Exercise: Look for the string "систему" and copy every line that has it.

** START OF Records for the task **

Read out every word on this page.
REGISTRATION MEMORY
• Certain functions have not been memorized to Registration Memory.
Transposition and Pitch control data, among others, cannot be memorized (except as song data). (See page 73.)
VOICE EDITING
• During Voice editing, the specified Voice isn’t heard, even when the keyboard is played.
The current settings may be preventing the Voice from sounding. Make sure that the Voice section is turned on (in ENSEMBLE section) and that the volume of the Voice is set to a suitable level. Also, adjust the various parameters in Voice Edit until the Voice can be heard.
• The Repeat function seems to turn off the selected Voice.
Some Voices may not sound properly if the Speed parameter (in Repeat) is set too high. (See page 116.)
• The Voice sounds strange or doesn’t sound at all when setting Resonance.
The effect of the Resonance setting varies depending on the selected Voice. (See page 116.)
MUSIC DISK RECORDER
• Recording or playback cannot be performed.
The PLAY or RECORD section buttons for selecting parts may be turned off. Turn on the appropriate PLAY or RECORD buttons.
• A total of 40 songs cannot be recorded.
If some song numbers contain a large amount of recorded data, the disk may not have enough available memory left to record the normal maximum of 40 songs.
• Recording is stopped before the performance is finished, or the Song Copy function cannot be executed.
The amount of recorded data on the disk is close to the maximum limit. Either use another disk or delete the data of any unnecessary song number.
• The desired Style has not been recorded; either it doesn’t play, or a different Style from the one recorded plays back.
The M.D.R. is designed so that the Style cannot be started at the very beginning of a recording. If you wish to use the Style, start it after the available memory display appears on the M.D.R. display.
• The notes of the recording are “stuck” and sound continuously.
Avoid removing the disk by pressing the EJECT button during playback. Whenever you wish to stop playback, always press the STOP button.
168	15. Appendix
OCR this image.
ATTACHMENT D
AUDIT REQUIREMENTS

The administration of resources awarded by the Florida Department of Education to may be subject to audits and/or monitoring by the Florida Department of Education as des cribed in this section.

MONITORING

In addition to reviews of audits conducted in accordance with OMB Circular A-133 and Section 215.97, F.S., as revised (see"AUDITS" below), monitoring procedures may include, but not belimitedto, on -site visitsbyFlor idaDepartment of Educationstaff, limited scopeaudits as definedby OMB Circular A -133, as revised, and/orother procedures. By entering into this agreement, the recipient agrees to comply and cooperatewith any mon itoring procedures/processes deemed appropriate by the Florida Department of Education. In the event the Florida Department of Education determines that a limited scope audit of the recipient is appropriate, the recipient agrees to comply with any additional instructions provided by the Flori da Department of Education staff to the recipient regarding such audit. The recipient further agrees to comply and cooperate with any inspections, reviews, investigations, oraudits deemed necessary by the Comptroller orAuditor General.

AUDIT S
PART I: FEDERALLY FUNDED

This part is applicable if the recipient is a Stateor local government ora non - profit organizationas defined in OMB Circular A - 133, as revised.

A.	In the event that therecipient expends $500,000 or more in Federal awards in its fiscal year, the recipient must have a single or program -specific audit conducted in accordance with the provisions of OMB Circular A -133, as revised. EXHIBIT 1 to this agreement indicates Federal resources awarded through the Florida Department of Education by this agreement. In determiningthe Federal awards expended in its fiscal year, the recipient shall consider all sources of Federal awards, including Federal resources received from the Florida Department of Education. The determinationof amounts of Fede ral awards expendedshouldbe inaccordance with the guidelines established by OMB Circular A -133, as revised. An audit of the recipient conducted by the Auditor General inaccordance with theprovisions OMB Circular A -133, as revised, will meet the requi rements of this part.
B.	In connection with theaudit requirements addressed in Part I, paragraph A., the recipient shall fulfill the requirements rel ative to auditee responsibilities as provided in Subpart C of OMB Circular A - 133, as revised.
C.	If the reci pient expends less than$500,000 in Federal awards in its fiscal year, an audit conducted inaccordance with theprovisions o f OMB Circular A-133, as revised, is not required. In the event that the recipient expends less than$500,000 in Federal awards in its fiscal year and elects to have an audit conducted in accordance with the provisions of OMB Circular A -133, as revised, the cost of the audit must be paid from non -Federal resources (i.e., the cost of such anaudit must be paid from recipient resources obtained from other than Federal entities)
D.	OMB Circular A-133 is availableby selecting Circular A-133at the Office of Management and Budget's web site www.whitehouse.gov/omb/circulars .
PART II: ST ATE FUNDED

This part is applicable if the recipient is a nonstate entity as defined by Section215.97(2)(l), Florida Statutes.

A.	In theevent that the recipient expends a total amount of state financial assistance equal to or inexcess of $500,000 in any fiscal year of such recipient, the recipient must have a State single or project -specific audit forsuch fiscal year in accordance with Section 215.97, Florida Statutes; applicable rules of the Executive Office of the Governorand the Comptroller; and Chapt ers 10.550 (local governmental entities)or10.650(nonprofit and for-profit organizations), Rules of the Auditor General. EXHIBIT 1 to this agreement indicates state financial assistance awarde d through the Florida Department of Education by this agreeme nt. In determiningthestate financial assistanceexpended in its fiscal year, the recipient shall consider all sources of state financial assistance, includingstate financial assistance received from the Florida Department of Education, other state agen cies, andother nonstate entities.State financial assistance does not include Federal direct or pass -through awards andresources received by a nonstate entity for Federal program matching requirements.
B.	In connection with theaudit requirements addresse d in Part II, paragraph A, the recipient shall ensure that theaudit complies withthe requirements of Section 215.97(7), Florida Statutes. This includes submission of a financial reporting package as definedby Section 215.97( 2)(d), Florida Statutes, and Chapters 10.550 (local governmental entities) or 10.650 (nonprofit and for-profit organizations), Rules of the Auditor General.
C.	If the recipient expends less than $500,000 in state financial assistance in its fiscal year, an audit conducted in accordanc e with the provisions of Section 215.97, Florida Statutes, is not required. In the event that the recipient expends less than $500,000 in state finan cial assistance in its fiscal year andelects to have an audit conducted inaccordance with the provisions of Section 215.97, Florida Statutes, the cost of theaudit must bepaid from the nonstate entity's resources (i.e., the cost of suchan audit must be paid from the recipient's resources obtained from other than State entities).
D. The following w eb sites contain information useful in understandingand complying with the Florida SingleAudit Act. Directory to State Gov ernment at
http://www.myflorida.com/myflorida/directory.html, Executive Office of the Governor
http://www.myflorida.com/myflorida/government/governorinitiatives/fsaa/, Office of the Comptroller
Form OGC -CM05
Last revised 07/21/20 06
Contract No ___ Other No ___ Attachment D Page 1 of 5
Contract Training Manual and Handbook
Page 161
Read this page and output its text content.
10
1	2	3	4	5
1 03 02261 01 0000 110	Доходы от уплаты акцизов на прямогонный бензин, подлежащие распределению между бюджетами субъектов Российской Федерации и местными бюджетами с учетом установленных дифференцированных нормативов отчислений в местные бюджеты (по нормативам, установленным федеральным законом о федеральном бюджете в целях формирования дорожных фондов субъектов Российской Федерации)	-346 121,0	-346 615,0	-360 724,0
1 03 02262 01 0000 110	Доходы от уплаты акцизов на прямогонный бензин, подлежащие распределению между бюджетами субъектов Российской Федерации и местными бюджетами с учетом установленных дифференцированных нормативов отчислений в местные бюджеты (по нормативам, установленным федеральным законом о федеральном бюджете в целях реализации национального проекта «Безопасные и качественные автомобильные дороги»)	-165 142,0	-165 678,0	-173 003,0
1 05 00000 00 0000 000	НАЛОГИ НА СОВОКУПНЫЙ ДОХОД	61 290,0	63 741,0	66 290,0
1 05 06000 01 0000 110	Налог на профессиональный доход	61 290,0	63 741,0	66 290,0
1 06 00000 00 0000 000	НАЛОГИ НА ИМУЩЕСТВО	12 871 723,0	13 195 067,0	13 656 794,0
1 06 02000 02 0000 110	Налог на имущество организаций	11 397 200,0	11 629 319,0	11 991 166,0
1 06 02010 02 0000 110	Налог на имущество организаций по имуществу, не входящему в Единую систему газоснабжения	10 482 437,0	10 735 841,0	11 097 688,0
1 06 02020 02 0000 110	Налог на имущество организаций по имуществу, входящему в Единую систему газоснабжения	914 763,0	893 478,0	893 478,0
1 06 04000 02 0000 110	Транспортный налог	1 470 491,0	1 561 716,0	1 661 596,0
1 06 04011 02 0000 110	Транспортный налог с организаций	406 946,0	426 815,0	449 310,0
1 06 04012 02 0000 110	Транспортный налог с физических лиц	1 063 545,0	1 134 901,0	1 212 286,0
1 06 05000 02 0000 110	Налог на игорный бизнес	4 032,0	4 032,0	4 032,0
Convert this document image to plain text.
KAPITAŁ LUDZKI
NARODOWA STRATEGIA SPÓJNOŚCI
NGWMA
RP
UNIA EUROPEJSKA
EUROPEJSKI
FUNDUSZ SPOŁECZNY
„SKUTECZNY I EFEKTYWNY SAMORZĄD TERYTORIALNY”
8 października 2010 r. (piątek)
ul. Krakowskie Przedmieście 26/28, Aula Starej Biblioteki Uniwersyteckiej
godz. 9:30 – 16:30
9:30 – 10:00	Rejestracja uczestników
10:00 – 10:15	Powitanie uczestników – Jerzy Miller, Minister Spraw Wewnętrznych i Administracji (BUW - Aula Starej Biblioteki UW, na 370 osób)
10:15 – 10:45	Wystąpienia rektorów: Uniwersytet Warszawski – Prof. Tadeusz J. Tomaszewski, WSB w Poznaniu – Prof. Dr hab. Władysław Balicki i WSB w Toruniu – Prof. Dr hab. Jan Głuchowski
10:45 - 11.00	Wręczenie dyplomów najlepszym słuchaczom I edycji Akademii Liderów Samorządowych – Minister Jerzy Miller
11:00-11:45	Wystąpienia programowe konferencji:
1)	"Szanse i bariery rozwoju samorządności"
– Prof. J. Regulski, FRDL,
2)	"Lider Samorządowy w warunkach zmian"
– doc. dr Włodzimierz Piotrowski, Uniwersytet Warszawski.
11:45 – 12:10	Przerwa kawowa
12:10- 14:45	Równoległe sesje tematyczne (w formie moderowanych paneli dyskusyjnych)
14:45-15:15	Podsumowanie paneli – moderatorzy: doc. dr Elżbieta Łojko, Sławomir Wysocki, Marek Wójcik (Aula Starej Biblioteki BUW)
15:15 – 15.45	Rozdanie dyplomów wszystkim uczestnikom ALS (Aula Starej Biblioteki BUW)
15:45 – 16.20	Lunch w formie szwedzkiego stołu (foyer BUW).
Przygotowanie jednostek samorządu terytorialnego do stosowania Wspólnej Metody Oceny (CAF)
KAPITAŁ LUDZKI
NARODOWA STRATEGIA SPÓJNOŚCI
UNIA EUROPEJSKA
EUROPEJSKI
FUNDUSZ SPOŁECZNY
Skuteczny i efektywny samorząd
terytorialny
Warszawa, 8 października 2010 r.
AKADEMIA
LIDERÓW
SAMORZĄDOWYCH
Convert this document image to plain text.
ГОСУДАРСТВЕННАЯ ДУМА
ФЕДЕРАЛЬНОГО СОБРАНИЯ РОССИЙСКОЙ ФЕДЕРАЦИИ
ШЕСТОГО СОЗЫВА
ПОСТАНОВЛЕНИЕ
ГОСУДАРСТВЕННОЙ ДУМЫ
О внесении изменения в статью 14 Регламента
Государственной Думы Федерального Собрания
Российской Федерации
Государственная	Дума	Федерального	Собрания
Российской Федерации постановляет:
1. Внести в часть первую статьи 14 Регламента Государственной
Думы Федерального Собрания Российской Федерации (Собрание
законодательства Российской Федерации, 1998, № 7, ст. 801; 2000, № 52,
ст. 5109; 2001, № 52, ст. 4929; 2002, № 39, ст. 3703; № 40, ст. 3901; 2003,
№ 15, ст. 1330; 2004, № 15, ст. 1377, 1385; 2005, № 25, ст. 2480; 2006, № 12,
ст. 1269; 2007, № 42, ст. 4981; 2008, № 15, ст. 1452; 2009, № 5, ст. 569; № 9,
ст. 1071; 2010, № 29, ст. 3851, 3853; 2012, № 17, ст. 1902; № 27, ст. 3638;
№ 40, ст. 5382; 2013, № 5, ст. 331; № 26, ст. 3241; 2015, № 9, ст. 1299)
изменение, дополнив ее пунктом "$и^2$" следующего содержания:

** END OF Records for the task **

Answer to the task:
1 06 02010 02 0000 110	Налог на имущество организаций по имуществу, не входящему в Единую систему газоснабжения	10 482 437,0	10 735 841,0	11 097 688,0
1 06 02020 02 0000 110	Налог на имущество организаций по имуществу, входящему в Единую систему газоснабжения	914 763,0	893 478,0	893 478,0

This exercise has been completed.